**LISTED ENTRIES**.
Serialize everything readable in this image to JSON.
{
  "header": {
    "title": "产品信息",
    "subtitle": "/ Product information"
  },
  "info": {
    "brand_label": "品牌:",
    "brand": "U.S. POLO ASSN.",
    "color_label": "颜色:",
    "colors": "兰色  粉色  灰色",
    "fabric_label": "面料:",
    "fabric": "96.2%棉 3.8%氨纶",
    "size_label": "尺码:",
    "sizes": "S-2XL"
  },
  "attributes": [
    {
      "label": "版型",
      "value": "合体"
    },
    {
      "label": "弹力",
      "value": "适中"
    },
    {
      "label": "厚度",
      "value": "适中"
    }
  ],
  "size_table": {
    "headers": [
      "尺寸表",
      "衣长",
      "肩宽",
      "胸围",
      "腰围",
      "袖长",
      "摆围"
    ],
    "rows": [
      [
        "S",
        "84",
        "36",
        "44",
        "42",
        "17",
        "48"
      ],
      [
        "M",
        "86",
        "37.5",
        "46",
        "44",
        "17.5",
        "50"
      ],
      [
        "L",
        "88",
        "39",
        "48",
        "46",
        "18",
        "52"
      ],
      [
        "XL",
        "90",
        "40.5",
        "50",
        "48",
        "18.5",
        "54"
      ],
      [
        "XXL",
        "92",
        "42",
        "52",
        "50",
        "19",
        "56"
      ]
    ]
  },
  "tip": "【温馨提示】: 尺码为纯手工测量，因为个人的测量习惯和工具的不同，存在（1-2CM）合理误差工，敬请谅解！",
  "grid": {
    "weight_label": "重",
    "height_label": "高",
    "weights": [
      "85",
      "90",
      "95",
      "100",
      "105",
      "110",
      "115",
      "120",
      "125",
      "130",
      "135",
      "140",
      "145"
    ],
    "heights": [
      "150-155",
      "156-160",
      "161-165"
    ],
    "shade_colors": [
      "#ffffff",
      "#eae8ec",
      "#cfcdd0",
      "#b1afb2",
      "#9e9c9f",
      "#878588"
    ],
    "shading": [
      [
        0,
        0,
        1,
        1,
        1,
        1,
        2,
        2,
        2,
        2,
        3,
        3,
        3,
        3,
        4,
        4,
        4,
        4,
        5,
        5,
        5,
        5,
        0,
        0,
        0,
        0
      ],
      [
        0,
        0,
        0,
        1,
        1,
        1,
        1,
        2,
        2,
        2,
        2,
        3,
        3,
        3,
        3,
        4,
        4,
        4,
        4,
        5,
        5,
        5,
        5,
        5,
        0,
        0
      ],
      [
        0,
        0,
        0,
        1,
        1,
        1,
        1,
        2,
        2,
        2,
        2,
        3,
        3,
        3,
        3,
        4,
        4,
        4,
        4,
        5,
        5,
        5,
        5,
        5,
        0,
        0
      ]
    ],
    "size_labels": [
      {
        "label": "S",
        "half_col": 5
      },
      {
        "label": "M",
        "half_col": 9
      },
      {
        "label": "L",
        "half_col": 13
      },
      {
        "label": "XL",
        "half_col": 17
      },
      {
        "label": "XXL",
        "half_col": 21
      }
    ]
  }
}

**GIVEN INSTRUCTION**. Retype the records that precede this task, keeping them exactly the same.

**RESPONSE TO THE EXERCISE**.
Serialize everything readable in this image to JSON.
{
  "header": {
    "title": "产品信息",
    "subtitle": "/ Product information"
  },
  "info": {
    "brand_label": "品牌:",
    "brand": "U.S. POLO ASSN.",
    "color_label": "颜色:",
    "colors": "兰色  粉色  灰色",
    "fabric_label": "面料:",
    "fabric": "96.2%棉 3.8%氨纶",
    "size_label": "尺码:",
    "sizes": "S-2XL"
  },
  "attributes": [
    {
      "label": "版型",
      "value": "合体"
    },
    {
      "label": "弹力",
      "value": "适中"
    },
    {
      "label": "厚度",
      "value": "适中"
    }
  ],
  "size_table": {
    "headers": [
      "尺寸表",
      "衣长",
      "肩宽",
      "胸围",
      "腰围",
      "袖长",
      "摆围"
    ],
    "rows": [
      [
        "S",
        "84",
        "36",
        "44",
        "42",
        "17",
        "48"
      ],
      [
        "M",
        "86",
        "37.5",
        "46",
        "44",
        "17.5",
        "50"
      ],
      [
        "L",
        "88",
        "39",
        "48",
        "46",
        "18",
        "52"
      ],
      [
        "XL",
        "90",
        "40.5",
        "50",
        "48",
        "18.5",
        "54"
      ],
      [
        "XXL",
        "92",
        "42",
        "52",
        "50",
        "19",
        "56"
      ]
    ]
  },
  "tip": "【温馨提示】: 尺码为纯手工测量，因为个人的测量习惯和工具的不同，存在（1-2CM）合理误差工，敬请谅解！",
  "grid": {
    "weight_label": "重",
    "height_label": "高",
    "weights": [
      "85",
      "90",
      "95",
      "100",
      "105",
      "110",
      "115",
      "120",
      "125",
      "130",
      "135",
      "140",
      "145"
    ],
    "heights": [
      "150-155",
      "156-160",
      "161-165"
    ],
    "shade_colors": [
      "#ffffff",
      "#eae8ec",
      "#cfcdd0",
      "#b1afb2",
      "#9e9c9f",
      "#878588"
    ],
    "shading": [
      [
        0,
        0,
        1,
        1,
        1,
        1,
        2,
        2,
        2,
        2,
        3,
        3,
        3,
        3,
        4,
        4,
        4,
        4,
        5,
        5,
        5,
        5,
        0,
        0,
        0,
        0
      ],
      [
        0,
        0,
        0,
        1,
        1,
        1,
        1,
        2,
        2,
        2,
        2,
        3,
        3,
        3,
        3,
        4,
        4,
        4,
        4,
        5,
        5,
        5,
        5,
        5,
        0,
        0
      ],
      [
        0,
        0,
        0,
        1,
        1,
        1,
        1,
        2,
        2,
        2,
        2,
        3,
        3,
        3,
        3,
        4,
        4,
        4,
        4,
        5,
        5,
        5,
        5,
        5,
        0,
        0
      ]
    ],
    "size_labels": [
      {
        "label": "S",
        "half_col": 5
      },
      {
        "label": "M",
        "half_col": 9
      },
      {
        "label": "L",
        "half_col": 13
      },
      {
        "label": "XL",
        "half_col": 17
      },
      {
        "label": "XXL",
        "half_col": 21
      }
    ]
  }
}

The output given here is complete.